■ Text block

FBI Ten Most Wanted Fugitive
- Charges: Murder; Unlawful Flight to Avoid Prosecution;
- Alias: Eugene K. Palmer; Eugene Kenneth Palmer; Eugene Kevin Palmer;

Description
- Born: April 4, 1939 (age 87) New York, United States
- Gender: Male
- Height: 5 ft 10 in (178 cm)
- Weight: 220 lb (100 kg)
- Children: John Palmer, Clarence Palmer, James Palmer

Status
- Added: May 29, 2019
- Removed: July 20, 2022
- Number: 523
- Removed from Top Ten Fugitive List

= Eugene Palmer (fugitive) =

American fugitive (born 1939)

Eugene K. Palmer (born April 4, 1939) is an American fugitive wanted for allegedly killing his daughter-in-law, Tammy Palmer (née Pannirello), in Stony Point, New York, on September 24, 2012. On May 29, 2019, he was named by the FBI as the 523rd fugitive to be placed on its Ten Most Wanted list. On July 20, 2022, he was removed from the FBI's Most Wanted Fugitives List. Despite his removal from the Top Ten List, he remains a highly wanted fugitive, and has an international Interpol warrant issued against him.

■ Supplied data
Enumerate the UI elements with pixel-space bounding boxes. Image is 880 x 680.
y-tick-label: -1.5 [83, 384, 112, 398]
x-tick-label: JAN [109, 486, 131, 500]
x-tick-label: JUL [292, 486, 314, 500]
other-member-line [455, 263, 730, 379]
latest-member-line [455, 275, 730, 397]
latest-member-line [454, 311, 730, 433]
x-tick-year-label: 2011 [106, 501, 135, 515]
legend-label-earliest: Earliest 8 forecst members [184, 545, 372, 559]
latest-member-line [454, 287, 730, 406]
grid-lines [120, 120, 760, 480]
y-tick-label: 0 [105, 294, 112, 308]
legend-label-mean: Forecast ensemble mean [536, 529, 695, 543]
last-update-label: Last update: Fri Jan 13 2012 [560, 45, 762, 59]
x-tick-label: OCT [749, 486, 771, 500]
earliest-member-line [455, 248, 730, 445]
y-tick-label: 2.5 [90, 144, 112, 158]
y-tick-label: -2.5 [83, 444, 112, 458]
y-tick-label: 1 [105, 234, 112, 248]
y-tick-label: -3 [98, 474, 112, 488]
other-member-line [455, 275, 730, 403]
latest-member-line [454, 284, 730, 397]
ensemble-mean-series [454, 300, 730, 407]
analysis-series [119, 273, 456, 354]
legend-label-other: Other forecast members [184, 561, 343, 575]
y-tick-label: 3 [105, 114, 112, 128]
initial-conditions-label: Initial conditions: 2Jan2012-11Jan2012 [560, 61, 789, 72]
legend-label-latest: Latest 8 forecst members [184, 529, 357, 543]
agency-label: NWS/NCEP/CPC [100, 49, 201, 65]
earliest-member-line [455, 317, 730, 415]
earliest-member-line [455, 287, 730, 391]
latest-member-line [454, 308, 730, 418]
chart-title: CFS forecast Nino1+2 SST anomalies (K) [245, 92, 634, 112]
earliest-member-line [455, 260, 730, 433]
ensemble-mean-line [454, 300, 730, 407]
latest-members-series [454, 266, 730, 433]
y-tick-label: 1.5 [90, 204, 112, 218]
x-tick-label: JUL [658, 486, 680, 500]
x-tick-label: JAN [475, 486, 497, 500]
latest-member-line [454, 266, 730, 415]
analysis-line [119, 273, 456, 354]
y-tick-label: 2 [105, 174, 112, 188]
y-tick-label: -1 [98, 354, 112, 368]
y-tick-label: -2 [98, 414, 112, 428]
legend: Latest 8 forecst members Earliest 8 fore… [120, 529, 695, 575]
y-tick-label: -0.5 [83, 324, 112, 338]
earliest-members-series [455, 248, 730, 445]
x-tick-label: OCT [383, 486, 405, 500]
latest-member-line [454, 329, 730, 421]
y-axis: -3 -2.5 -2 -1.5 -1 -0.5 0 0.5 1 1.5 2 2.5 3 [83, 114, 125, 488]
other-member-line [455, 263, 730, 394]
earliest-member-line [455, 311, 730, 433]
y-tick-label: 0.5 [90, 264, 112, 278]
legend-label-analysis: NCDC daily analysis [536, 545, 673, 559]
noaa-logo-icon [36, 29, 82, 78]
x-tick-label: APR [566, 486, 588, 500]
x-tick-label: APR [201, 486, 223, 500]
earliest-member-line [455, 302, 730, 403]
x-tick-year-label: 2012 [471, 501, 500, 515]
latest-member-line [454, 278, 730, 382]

■ Task instructions
Return the passage of the Eugene Palmer text that begins at the words "American fugitive (born" and ends after "issued against him.", copied exactly.

■ Solved exercise
American fugitive (born 1939)

Eugene K. Palmer (born April 4, 1939) is an American fugitive wanted for allegedly killing his daughter-in-law, Tammy Palmer (née Pannirello), in Stony Point, New York, on September 24, 2012. On May 29, 2019, he was named by the FBI as the 523rd fugitive to be placed on its Ten Most Wanted list. On July 20, 2022, he was removed from the FBI's Most Wanted Fugitives List. Despite his removal from the Top Ten List, he remains a highly wanted fugitive, and has an international Interpol warrant issued against him.